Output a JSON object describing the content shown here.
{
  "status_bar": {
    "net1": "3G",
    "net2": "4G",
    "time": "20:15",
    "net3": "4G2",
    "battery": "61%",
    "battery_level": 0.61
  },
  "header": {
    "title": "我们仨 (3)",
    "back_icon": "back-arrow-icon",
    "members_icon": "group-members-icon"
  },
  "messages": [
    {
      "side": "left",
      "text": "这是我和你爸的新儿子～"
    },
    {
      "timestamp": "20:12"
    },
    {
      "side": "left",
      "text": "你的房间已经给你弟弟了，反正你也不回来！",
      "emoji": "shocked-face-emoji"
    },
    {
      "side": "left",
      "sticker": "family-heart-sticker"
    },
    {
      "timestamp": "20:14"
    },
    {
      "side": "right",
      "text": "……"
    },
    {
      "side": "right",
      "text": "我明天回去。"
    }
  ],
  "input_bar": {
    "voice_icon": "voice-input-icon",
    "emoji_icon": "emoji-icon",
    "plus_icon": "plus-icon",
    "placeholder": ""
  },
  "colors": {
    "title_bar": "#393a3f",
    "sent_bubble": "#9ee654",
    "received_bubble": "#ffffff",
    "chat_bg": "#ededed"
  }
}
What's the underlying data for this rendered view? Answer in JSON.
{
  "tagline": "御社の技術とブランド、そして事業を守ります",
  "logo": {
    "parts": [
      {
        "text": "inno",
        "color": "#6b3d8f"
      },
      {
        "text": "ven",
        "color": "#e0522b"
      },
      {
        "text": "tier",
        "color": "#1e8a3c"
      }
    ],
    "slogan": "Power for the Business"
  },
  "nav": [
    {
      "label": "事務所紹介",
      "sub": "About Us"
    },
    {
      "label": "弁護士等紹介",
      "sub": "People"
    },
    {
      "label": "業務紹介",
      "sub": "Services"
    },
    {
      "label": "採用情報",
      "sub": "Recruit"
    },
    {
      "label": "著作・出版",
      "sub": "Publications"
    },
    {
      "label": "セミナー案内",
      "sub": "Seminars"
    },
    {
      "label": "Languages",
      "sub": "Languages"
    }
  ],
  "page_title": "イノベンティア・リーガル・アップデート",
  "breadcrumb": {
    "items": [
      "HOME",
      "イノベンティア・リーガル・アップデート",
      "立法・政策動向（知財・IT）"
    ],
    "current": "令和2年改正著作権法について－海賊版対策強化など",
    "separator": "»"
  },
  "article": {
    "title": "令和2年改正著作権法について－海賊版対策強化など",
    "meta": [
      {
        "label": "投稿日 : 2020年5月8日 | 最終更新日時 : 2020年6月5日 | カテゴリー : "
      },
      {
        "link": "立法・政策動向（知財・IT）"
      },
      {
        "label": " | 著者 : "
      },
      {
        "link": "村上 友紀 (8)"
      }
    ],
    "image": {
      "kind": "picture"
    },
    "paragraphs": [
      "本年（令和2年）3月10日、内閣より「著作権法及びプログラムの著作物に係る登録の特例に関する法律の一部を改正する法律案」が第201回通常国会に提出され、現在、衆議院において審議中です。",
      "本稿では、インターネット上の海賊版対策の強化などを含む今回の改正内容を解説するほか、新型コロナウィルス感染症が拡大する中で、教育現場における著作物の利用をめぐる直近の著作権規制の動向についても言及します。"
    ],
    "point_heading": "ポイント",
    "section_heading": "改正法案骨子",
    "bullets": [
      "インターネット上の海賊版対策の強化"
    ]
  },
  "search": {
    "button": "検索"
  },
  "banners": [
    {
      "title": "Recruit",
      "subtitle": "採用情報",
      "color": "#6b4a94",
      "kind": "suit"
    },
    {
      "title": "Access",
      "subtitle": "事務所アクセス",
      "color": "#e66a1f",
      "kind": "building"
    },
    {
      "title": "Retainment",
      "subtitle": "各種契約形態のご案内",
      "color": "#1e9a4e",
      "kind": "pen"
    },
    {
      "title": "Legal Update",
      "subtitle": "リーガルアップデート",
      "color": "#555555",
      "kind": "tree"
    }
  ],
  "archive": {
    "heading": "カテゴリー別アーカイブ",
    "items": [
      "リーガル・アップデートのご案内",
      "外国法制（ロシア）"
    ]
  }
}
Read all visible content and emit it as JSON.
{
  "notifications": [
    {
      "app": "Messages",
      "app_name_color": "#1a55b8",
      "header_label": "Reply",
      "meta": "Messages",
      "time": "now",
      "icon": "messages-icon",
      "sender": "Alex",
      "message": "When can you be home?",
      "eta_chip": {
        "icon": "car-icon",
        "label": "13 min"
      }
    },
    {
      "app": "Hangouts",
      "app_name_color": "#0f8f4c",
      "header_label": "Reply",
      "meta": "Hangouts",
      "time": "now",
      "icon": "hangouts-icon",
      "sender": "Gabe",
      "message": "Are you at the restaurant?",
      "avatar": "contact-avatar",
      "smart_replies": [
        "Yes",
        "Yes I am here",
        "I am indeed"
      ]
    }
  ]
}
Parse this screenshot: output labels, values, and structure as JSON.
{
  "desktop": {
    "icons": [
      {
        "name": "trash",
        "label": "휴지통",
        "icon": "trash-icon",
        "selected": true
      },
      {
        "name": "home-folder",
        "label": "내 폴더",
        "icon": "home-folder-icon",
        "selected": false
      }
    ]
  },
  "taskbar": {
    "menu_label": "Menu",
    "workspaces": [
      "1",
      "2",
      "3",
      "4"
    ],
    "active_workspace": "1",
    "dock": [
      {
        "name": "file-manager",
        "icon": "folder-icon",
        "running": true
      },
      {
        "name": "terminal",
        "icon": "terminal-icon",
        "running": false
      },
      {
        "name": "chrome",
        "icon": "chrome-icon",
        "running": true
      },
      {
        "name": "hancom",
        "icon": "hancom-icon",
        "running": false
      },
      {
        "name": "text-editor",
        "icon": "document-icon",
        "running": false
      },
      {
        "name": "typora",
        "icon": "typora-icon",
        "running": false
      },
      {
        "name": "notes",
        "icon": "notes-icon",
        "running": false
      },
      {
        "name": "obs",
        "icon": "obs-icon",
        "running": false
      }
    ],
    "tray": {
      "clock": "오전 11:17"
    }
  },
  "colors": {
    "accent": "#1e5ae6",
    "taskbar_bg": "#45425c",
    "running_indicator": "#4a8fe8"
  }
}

====================

▶ **EXERCISE OBJECTIVE**: Repeat exactly, and only, the lines from the one containing "Parse this screenshot: output" through the end of the material.

▶ **REPLY TO THE TASK**:
Parse this screenshot: output labels, values, and structure as JSON.
{
  "desktop": {
    "icons": [
      {
        "name": "trash",
        "label": "휴지통",
        "icon": "trash-icon",
        "selected": true
      },
      {
        "name": "home-folder",
        "label": "내 폴더",
        "icon": "home-folder-icon",
        "selected": false
      }
    ]
  },
  "taskbar": {
    "menu_label": "Menu",
    "workspaces": [
      "1",
      "2",
      "3",
      "4"
    ],
    "active_workspace": "1",
    "dock": [
      {
        "name": "file-manager",
        "icon": "folder-icon",
        "running": true
      },
      {
        "name": "terminal",
        "icon": "terminal-icon",
        "running": false
      },
      {
        "name": "chrome",
        "icon": "chrome-icon",
        "running": true
      },
      {
        "name": "hancom",
        "icon": "hancom-icon",
        "running": false
      },
      {
        "name": "text-editor",
        "icon": "document-icon",
        "running": false
      },
      {
        "name": "typora",
        "icon": "typora-icon",
        "running": false
      },
      {
        "name": "notes",
        "icon": "notes-icon",
        "running": false
      },
      {
        "name": "obs",
        "icon": "obs-icon",
        "running": false
      }
    ],
    "tray": {
      "clock": "오전 11:17"
    }
  },
  "colors": {
    "accent": "#1e5ae6",
    "taskbar_bg": "#45425c",
    "running_indicator": "#4a8fe8"
  }
}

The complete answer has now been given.